WORK TO BE COMPLETED> Starting at the line containing "477, 709, 706]" and ending at the last line of the data, rewrite those lines as a numbered list, skipping any blank lines.

§

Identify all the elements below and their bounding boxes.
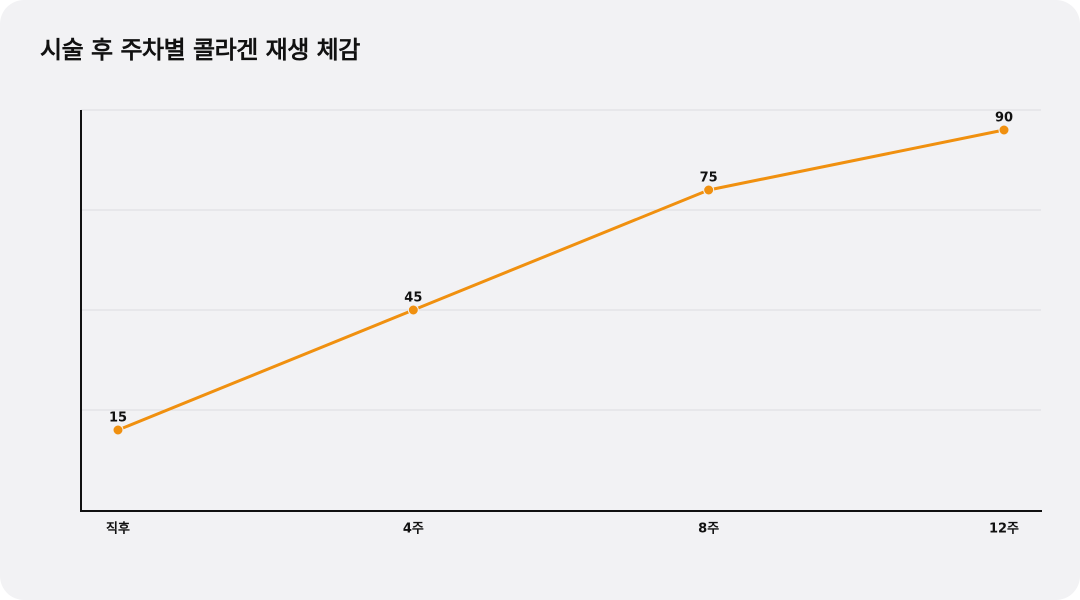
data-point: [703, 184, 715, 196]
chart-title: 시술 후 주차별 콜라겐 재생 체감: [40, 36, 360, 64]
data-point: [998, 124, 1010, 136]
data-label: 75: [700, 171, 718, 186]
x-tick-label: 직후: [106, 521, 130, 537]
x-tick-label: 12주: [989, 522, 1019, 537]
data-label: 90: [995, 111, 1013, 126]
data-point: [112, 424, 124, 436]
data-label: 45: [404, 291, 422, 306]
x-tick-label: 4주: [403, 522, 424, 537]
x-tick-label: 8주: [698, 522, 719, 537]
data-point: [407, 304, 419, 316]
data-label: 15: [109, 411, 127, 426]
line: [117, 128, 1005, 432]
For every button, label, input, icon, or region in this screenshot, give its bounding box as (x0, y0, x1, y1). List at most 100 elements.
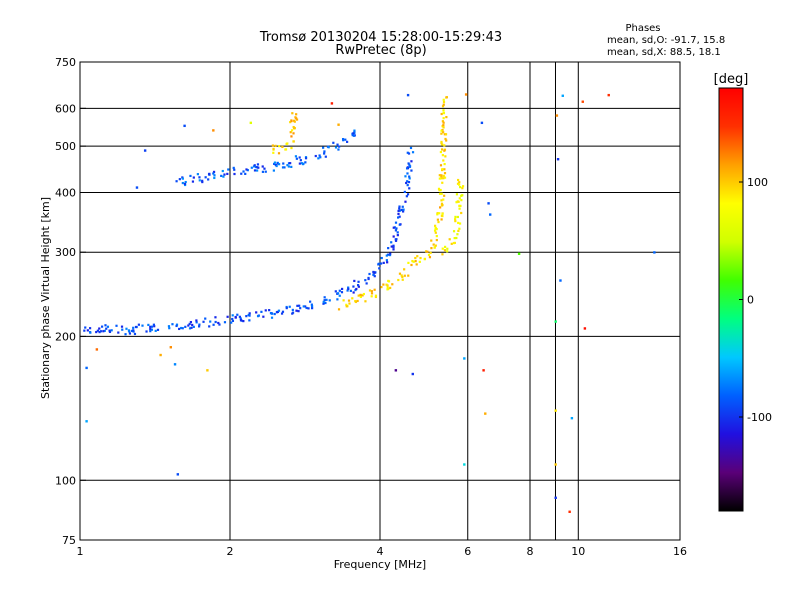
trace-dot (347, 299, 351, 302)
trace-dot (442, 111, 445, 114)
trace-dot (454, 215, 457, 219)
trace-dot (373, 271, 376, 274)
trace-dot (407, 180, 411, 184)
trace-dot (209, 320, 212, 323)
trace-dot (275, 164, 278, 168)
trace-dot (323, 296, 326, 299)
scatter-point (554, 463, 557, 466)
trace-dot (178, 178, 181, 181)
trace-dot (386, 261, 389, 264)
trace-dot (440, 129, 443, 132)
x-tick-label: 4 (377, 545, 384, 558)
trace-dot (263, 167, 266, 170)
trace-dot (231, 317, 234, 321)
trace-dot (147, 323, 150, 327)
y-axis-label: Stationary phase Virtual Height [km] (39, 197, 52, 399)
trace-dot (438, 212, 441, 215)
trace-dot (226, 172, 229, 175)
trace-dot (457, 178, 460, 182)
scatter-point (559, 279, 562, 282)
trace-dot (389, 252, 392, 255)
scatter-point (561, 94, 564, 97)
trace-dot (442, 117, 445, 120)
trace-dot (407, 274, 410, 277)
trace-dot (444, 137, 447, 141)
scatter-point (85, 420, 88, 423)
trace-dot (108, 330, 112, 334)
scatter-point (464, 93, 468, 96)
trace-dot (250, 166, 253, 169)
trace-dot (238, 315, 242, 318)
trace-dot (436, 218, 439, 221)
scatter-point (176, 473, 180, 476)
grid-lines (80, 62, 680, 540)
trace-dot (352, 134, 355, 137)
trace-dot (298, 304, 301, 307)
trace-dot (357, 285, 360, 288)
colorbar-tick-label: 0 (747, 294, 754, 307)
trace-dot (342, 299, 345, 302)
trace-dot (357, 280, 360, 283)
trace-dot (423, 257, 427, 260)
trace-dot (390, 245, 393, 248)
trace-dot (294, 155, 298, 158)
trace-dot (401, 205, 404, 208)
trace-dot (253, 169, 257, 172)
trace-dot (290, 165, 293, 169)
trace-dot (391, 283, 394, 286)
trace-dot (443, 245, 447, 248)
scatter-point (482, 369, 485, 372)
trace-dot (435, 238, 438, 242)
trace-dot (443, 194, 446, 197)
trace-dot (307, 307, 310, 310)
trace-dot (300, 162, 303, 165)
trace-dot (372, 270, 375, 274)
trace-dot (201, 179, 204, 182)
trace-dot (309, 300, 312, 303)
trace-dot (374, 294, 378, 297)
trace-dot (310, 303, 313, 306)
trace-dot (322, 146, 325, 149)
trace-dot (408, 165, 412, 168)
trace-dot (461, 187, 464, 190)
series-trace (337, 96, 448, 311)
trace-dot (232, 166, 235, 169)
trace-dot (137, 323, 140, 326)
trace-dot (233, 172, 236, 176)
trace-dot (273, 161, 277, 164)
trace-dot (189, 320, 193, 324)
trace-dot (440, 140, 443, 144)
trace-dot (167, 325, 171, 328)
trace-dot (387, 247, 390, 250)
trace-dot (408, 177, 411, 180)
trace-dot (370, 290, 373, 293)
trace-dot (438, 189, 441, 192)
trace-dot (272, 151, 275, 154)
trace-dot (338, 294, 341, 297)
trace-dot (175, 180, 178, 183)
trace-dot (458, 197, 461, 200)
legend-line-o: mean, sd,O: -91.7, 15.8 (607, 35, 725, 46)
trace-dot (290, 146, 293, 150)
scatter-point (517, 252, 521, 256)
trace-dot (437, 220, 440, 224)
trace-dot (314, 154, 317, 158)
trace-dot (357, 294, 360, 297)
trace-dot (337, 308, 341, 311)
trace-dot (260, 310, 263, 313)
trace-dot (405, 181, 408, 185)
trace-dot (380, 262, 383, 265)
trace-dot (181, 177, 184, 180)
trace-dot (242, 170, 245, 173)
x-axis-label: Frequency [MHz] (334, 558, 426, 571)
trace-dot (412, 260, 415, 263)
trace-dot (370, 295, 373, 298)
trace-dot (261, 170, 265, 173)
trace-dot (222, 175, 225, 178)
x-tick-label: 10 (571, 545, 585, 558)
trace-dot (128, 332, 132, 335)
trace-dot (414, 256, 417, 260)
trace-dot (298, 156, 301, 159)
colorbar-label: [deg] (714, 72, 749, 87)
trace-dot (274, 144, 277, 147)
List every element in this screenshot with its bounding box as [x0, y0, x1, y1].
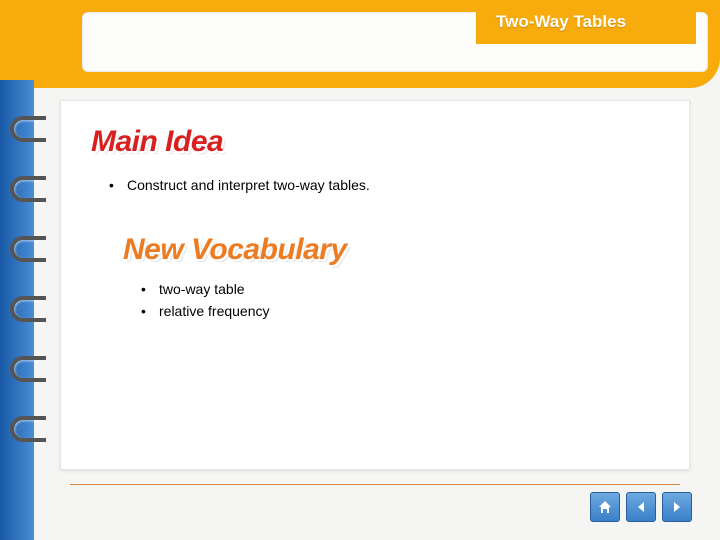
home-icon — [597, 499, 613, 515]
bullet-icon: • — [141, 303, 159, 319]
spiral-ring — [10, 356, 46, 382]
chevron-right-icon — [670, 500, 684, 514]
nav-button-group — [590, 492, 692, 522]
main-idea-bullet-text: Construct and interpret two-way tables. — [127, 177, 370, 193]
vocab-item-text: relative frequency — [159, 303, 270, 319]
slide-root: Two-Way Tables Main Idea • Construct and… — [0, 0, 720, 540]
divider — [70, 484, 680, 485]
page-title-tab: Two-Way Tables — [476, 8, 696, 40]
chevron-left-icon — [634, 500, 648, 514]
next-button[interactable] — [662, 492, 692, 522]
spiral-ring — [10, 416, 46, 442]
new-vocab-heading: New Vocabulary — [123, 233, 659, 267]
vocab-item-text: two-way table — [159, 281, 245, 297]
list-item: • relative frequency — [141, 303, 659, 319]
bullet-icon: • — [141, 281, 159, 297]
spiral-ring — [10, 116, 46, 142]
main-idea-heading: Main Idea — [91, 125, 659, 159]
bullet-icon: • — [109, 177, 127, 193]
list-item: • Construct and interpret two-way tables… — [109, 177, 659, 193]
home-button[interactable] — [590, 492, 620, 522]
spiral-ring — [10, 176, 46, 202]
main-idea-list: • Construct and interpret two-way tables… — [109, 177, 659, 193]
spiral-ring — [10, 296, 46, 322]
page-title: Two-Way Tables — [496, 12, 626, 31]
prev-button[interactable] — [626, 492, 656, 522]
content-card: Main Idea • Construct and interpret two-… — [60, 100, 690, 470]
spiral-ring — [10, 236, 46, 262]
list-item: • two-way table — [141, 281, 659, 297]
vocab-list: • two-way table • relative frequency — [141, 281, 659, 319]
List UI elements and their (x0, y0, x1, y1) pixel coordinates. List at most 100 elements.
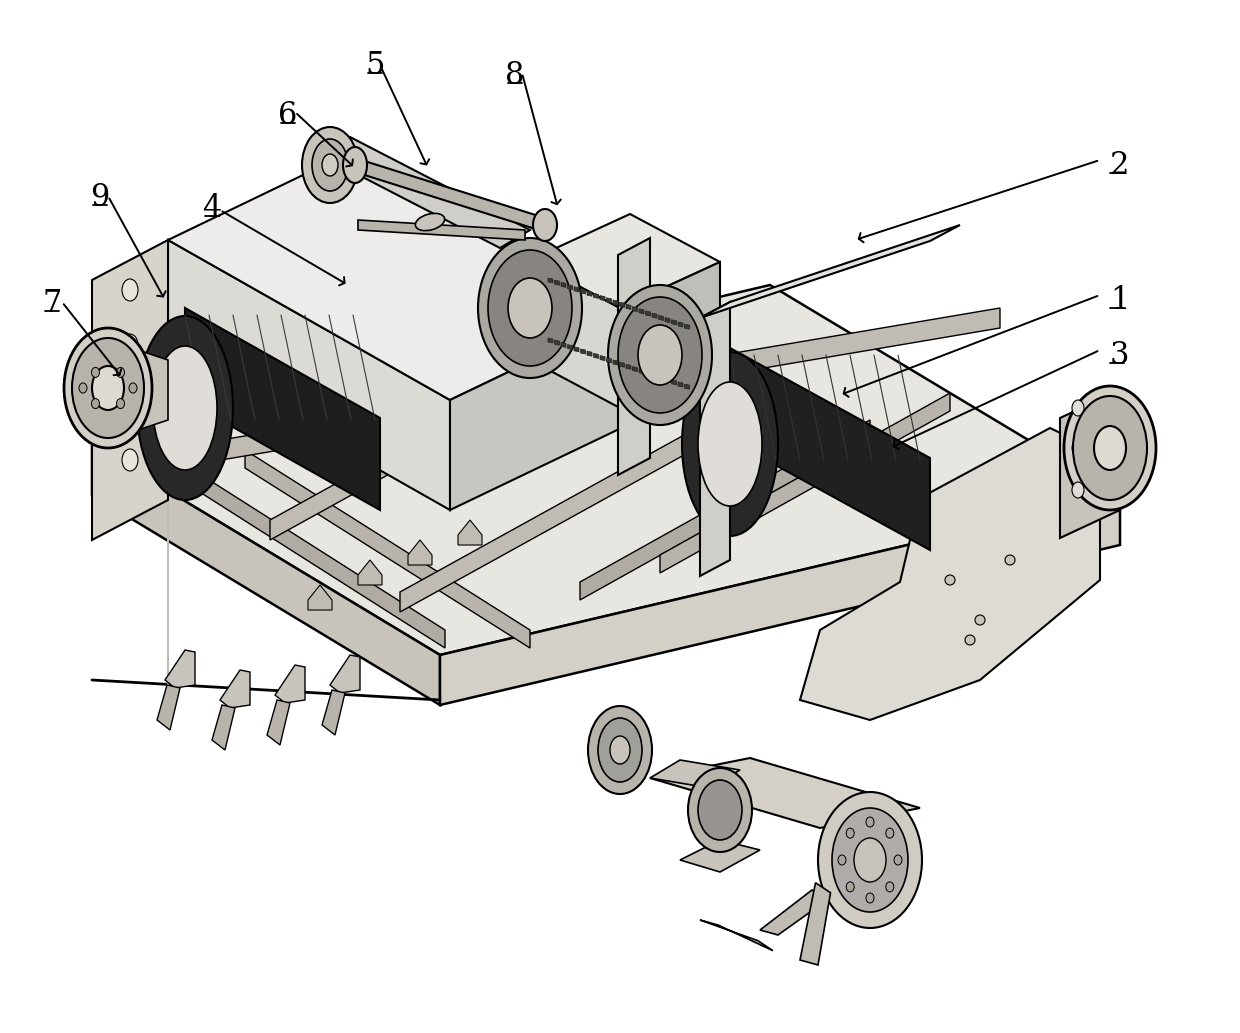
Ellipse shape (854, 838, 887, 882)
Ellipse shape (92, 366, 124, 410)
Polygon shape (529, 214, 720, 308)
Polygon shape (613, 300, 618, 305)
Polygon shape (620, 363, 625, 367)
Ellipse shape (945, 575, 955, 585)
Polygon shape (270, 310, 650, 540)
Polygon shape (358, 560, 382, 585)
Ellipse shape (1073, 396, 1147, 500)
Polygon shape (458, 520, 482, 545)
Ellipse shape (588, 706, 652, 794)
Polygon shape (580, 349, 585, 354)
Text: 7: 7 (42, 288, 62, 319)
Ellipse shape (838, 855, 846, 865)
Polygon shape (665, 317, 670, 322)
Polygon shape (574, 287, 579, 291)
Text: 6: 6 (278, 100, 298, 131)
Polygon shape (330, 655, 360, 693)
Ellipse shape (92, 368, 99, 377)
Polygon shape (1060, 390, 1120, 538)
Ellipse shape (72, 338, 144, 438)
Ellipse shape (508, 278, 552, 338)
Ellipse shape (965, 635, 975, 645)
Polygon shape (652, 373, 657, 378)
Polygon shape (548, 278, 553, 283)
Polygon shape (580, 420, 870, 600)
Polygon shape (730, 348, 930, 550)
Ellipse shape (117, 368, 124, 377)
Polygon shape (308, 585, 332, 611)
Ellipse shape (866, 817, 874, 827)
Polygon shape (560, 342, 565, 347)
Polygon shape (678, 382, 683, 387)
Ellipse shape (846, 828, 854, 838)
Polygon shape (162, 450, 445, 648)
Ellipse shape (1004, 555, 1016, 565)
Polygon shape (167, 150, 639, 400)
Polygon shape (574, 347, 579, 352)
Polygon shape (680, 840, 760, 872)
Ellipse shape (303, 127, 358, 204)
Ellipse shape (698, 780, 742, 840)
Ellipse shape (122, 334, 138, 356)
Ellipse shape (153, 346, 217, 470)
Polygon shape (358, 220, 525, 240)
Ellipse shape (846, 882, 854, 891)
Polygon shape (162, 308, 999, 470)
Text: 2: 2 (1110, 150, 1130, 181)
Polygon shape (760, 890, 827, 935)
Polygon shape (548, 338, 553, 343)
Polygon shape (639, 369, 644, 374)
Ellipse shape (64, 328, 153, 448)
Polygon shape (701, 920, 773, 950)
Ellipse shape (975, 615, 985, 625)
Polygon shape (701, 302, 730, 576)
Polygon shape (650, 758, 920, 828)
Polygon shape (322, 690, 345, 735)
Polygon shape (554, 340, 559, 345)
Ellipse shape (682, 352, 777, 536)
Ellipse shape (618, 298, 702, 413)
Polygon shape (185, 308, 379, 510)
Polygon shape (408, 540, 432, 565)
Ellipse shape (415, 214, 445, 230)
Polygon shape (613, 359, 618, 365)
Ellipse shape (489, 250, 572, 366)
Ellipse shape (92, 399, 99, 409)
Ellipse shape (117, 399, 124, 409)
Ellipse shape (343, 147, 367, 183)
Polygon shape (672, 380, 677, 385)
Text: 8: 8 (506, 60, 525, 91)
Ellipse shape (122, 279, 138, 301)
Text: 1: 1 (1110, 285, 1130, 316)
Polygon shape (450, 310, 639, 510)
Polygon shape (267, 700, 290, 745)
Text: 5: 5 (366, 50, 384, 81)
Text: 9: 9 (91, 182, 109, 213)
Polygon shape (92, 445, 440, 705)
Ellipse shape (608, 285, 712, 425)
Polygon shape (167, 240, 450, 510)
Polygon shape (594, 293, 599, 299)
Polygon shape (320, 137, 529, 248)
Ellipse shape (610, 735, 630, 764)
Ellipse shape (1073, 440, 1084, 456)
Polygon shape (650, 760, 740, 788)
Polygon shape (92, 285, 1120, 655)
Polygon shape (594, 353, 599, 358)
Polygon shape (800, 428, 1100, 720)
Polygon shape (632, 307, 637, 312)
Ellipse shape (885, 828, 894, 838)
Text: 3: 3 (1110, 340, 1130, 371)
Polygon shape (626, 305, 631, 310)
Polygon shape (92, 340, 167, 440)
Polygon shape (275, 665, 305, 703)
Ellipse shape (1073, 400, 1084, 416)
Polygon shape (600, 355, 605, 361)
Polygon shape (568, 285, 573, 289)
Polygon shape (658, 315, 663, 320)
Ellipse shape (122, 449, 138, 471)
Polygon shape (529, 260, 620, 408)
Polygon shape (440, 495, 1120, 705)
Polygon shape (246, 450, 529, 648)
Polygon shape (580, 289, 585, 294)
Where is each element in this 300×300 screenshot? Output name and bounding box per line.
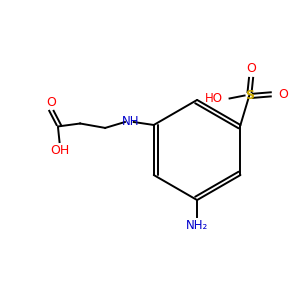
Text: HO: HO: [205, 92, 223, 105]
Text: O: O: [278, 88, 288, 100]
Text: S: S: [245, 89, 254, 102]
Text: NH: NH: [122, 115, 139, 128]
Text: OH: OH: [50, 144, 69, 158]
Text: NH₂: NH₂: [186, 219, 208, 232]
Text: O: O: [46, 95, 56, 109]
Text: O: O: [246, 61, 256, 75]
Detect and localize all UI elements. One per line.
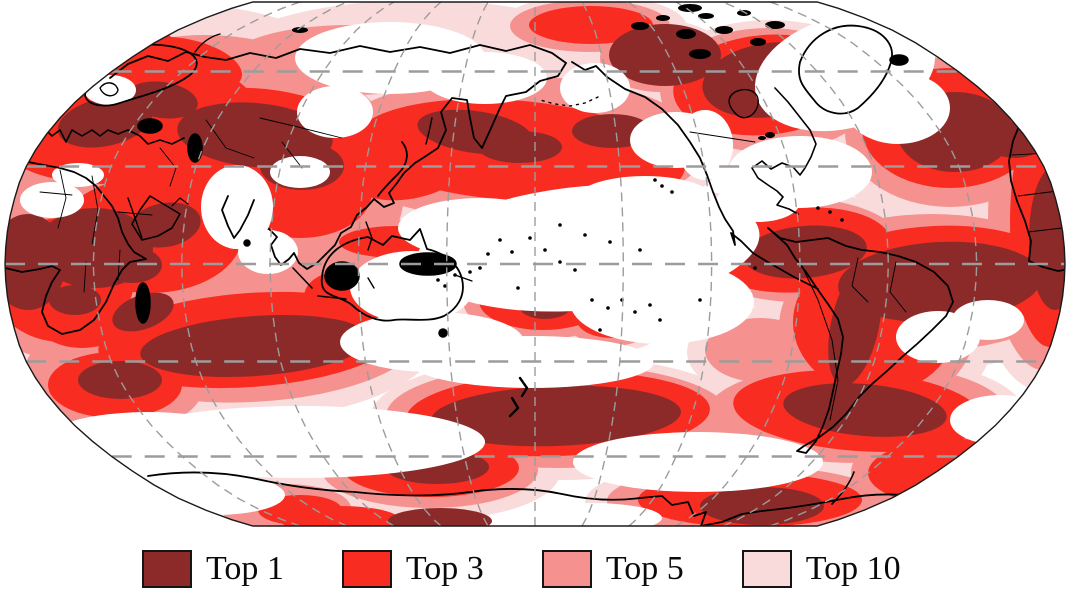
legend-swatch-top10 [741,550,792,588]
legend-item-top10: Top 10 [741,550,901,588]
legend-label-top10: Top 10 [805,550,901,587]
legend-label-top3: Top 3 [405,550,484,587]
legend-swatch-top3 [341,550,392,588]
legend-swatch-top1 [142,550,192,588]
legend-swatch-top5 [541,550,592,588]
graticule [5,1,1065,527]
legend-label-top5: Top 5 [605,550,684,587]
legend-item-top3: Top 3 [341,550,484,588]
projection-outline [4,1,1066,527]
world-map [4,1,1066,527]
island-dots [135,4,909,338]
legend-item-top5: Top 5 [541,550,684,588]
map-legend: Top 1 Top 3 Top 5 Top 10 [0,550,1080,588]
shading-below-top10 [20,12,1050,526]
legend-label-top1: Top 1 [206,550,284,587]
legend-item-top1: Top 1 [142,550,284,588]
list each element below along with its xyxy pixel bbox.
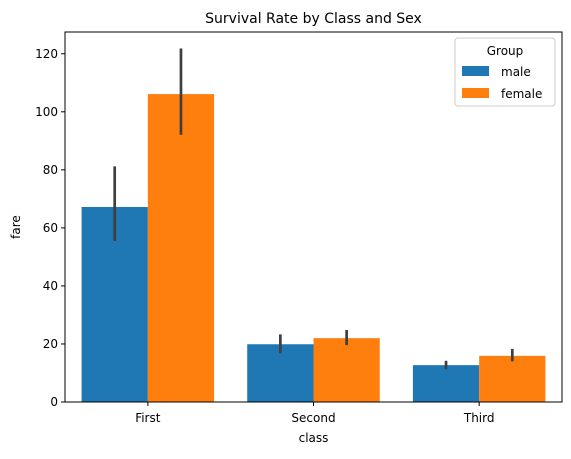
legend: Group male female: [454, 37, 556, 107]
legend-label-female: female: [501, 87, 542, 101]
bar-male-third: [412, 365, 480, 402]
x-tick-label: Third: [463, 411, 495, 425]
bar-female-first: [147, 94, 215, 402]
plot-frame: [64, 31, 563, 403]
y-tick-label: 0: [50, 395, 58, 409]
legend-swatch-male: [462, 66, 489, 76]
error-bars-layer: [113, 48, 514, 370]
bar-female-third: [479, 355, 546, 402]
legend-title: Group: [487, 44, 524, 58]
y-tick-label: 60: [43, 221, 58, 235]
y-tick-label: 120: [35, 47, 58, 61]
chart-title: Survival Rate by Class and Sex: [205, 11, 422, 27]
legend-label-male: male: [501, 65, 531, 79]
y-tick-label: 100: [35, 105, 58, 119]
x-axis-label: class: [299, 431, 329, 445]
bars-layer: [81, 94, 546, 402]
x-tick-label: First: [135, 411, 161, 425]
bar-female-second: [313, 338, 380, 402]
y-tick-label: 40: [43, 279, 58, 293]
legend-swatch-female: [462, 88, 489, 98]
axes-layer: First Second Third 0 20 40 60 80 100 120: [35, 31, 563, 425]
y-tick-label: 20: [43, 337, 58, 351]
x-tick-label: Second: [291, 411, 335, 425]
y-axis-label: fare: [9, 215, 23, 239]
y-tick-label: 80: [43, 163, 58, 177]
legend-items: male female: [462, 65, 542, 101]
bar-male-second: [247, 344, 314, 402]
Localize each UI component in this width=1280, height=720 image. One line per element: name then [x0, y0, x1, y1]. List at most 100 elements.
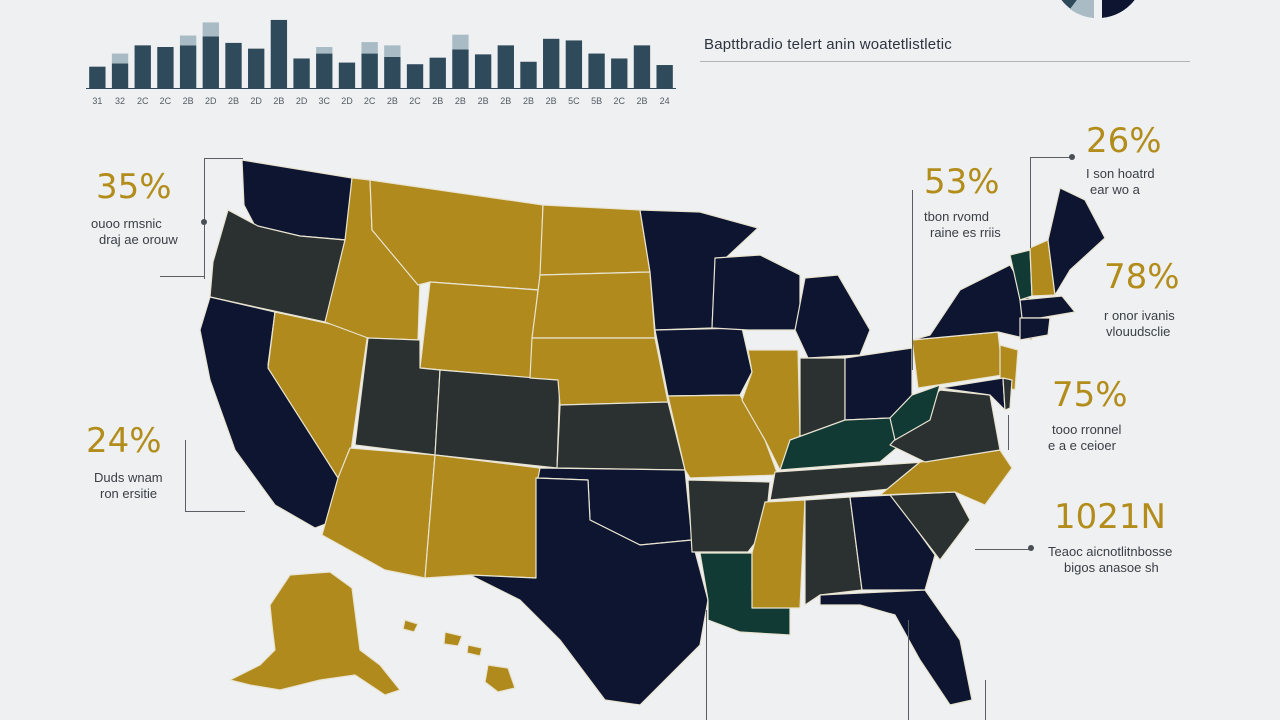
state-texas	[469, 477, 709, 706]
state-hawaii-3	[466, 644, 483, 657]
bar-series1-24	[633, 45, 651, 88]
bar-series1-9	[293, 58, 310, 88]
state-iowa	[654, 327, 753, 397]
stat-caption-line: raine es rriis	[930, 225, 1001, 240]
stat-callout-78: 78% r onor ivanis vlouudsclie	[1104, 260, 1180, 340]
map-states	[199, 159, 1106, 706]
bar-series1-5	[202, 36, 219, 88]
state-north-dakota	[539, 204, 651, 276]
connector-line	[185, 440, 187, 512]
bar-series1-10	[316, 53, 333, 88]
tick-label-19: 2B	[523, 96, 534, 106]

§

RESULT OF THE EXERCISE>
1. state-texas	[469, 477, 709, 706]
2. state-hawaii-3	[466, 644, 483, 657]
3. bar-series1-24	[633, 45, 651, 88]
4. bar-series1-9	[293, 58, 310, 88]
5. state-iowa	[654, 327, 753, 397]
6. stat-caption-line: raine es rriis	[930, 225, 1001, 240]
7. stat-callout-78: 78% r onor ivanis vlouudsclie	[1104, 260, 1180, 340]
8. map-states	[199, 159, 1106, 706]
9. bar-series1-5	[202, 36, 219, 88]
10. state-north-dakota	[539, 204, 651, 276]
11. connector-line	[185, 440, 187, 512]
12. bar-series1-10	[316, 53, 333, 88]
13. tick-label-19: 2B	[523, 96, 534, 106]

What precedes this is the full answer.